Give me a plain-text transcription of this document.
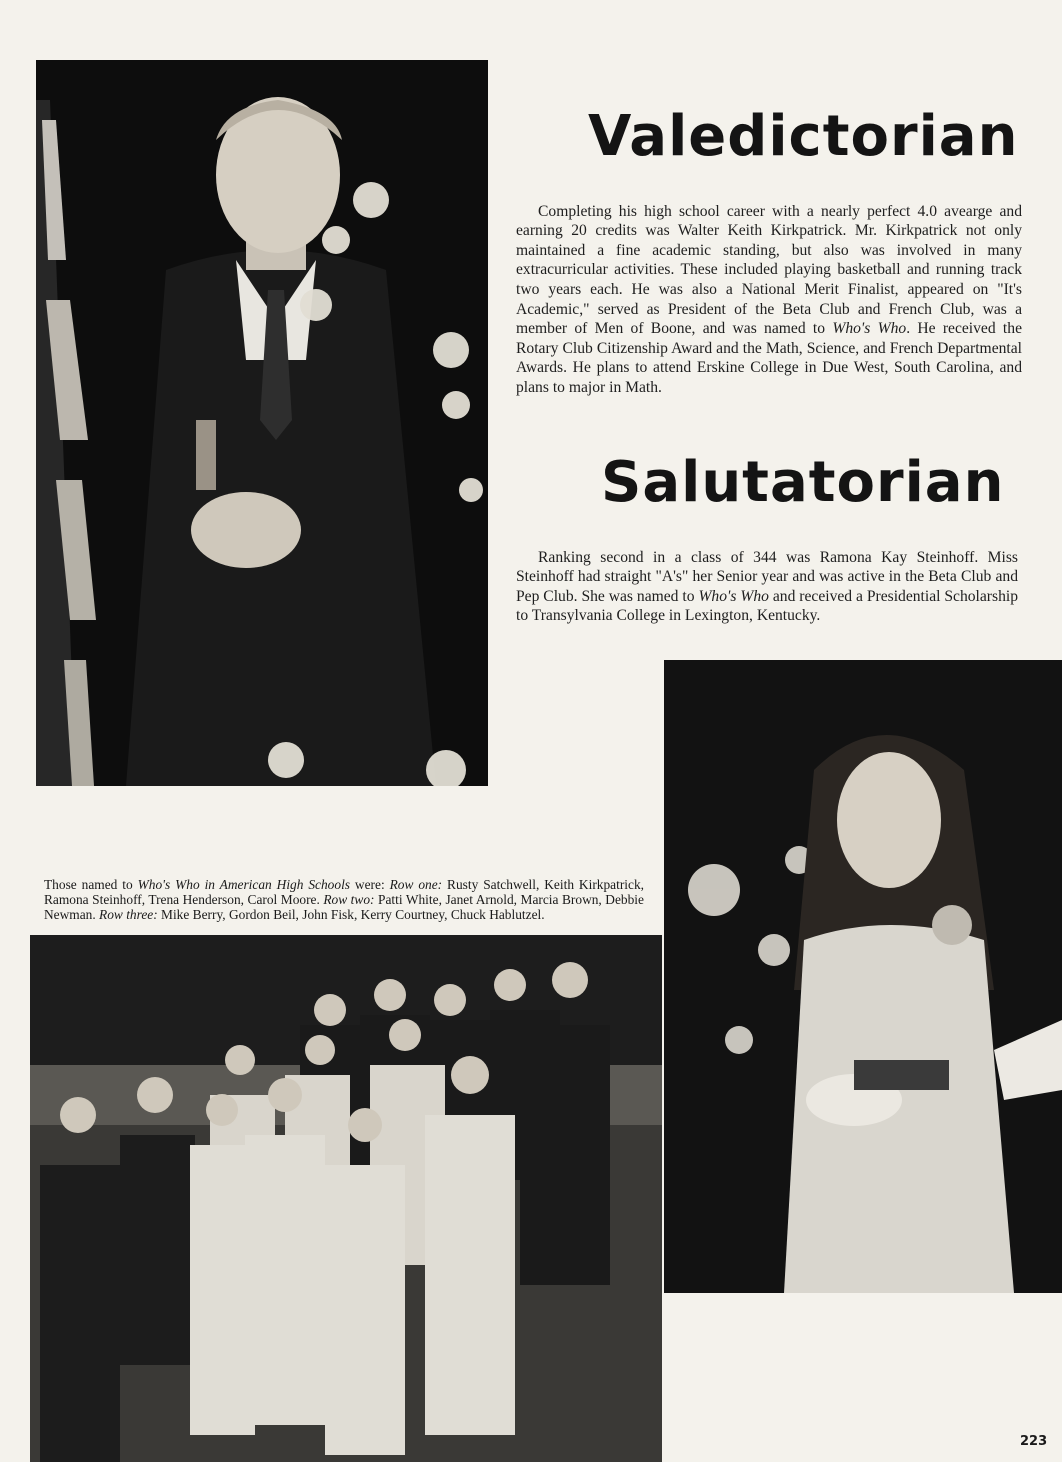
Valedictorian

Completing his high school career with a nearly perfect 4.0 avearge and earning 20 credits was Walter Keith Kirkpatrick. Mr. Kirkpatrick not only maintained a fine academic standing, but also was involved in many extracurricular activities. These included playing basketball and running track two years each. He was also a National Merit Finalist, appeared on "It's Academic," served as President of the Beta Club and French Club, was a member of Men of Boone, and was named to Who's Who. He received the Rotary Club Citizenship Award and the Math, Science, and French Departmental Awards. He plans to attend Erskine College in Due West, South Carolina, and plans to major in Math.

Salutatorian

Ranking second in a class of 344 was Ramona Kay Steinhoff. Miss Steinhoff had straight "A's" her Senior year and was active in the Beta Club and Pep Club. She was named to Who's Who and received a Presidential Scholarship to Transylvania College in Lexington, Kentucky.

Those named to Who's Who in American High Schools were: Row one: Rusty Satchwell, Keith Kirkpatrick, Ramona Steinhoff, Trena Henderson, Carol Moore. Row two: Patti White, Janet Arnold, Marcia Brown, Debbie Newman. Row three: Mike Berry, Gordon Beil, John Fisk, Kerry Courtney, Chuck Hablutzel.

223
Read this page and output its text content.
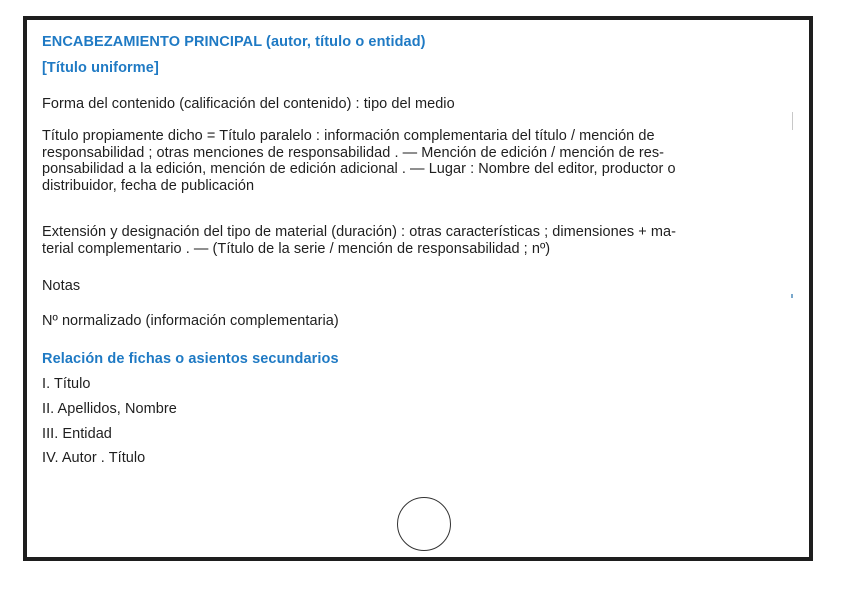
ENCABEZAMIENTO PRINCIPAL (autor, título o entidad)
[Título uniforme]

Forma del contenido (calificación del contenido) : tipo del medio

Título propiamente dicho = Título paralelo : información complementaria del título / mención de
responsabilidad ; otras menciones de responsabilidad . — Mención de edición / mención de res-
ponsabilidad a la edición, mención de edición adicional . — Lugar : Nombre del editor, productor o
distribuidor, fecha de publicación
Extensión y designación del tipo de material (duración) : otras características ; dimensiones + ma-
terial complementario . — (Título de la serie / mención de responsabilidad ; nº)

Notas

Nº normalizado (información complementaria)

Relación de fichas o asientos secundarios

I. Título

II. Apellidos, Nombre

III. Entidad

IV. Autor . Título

────────

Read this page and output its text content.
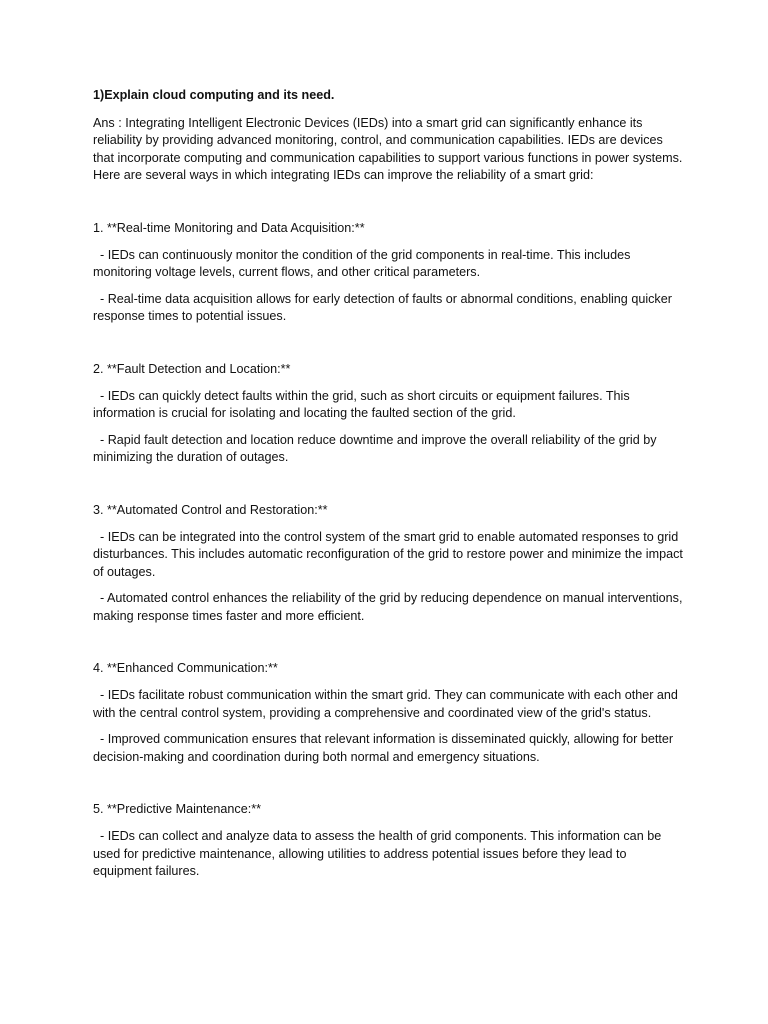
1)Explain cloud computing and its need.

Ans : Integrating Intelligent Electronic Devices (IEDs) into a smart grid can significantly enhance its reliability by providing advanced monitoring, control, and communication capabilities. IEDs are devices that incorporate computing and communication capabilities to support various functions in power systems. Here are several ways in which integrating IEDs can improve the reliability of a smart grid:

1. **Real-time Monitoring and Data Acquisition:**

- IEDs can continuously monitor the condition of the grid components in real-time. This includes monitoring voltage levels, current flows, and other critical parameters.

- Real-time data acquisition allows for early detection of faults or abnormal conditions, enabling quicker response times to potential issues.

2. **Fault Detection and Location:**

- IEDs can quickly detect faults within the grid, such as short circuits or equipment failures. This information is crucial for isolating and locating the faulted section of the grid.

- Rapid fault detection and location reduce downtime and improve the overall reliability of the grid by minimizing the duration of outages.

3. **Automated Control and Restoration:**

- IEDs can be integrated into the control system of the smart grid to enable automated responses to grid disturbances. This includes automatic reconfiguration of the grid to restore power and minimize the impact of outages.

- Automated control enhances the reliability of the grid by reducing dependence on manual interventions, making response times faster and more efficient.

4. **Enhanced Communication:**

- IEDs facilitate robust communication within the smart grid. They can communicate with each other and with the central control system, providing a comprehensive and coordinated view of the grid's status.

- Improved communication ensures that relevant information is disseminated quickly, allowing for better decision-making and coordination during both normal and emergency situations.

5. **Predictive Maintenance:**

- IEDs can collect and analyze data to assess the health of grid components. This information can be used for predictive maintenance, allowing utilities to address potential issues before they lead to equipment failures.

────────

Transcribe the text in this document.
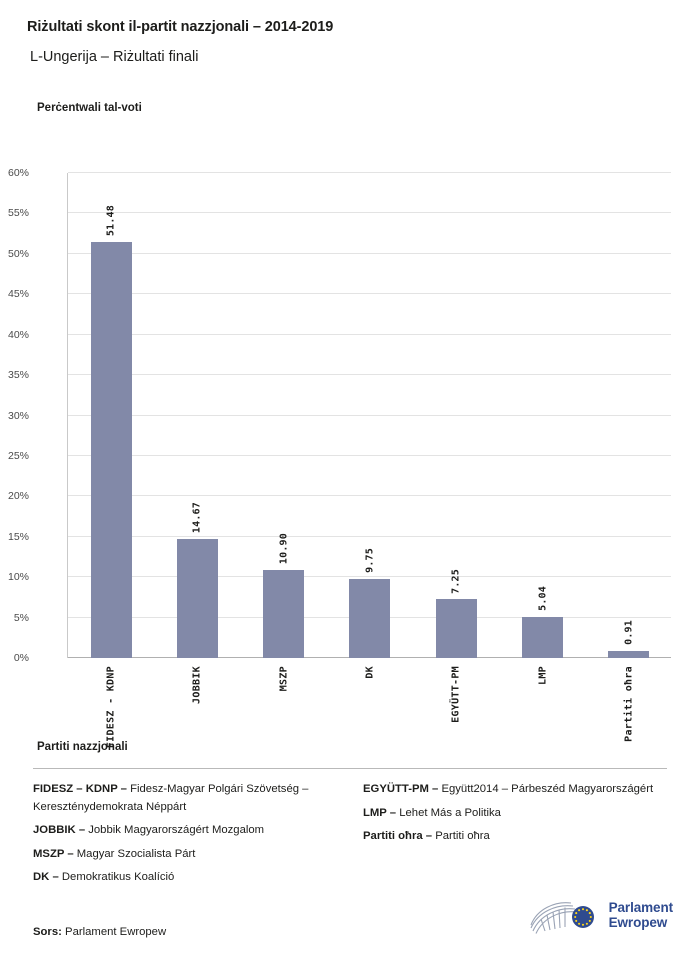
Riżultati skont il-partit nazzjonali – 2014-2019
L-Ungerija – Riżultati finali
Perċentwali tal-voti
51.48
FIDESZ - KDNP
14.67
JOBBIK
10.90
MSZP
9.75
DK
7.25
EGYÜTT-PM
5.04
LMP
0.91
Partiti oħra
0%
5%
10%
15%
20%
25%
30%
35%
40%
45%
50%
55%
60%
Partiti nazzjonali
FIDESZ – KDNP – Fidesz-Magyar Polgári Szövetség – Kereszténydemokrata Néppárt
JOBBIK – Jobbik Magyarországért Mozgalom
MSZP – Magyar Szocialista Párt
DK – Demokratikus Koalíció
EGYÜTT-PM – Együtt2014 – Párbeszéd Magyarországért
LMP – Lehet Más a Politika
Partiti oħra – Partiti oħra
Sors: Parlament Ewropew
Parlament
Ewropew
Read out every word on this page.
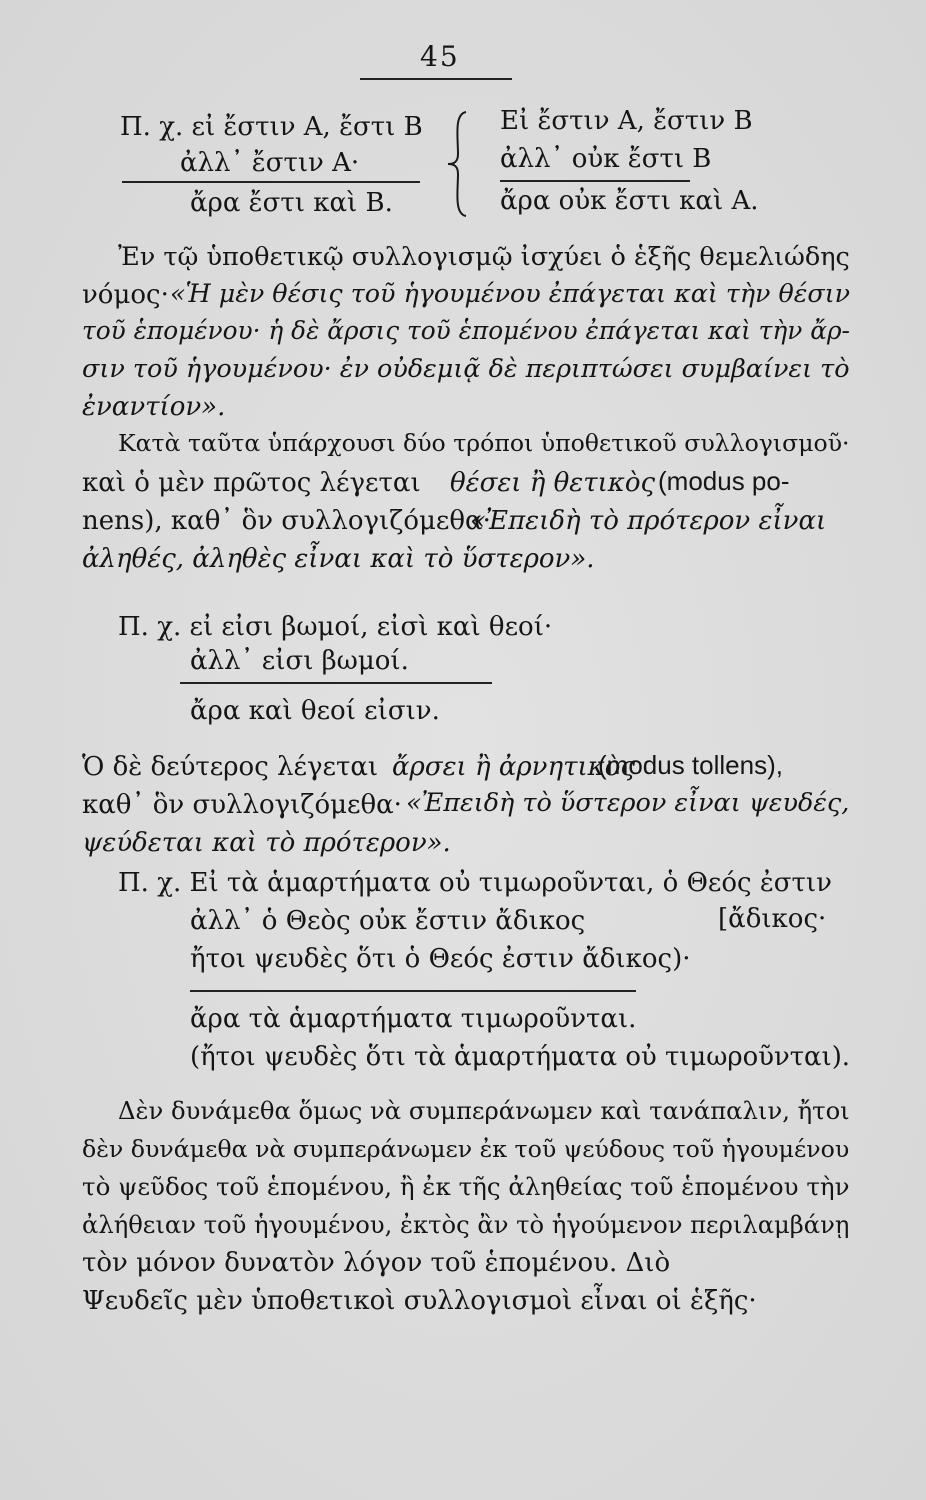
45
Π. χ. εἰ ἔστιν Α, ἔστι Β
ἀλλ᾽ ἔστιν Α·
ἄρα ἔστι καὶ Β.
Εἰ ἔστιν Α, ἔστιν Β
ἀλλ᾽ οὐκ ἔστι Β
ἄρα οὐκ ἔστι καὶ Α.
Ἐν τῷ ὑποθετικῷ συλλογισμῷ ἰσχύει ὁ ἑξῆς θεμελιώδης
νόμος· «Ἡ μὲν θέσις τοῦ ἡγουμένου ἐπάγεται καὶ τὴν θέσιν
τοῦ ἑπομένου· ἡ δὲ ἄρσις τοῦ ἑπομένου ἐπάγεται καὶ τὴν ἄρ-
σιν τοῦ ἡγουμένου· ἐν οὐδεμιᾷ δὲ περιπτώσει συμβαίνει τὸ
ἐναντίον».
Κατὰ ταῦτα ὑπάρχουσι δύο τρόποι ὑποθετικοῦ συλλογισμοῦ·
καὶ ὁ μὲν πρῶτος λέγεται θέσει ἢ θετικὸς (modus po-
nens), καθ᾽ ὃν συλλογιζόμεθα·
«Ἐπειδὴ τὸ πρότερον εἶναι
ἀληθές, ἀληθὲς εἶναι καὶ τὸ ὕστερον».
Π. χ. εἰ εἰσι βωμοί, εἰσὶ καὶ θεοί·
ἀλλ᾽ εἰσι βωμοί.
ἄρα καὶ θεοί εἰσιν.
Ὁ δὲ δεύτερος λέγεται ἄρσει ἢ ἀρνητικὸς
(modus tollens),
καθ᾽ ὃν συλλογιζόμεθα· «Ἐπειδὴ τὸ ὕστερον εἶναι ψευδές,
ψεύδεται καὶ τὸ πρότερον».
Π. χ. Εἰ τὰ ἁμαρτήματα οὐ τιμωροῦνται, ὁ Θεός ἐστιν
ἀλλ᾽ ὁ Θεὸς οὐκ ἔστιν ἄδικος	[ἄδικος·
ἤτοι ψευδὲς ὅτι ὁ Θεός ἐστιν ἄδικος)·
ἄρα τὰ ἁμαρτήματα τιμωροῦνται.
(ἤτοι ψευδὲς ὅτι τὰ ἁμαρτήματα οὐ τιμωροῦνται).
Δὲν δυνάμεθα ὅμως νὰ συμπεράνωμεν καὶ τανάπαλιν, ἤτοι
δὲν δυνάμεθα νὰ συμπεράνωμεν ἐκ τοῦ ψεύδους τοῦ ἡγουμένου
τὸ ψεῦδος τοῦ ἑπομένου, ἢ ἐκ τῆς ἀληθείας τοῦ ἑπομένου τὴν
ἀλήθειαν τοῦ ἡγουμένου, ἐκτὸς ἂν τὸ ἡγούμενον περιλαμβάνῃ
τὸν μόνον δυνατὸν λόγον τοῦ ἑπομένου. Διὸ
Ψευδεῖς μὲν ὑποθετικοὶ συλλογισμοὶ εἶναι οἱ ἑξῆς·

────────

WORK REQUIRED
Show the lines where the word "making" appears in the entries.

ANSWER TO THIS PROBLEM
- Automated control enhances the reliability of the grid by reducing dependence on manual interventions, making response times faster and more efficient.
- Improved communication ensures that relevant information is disseminated quickly, allowing for better decision-making and coordination during both normal and emergency situations.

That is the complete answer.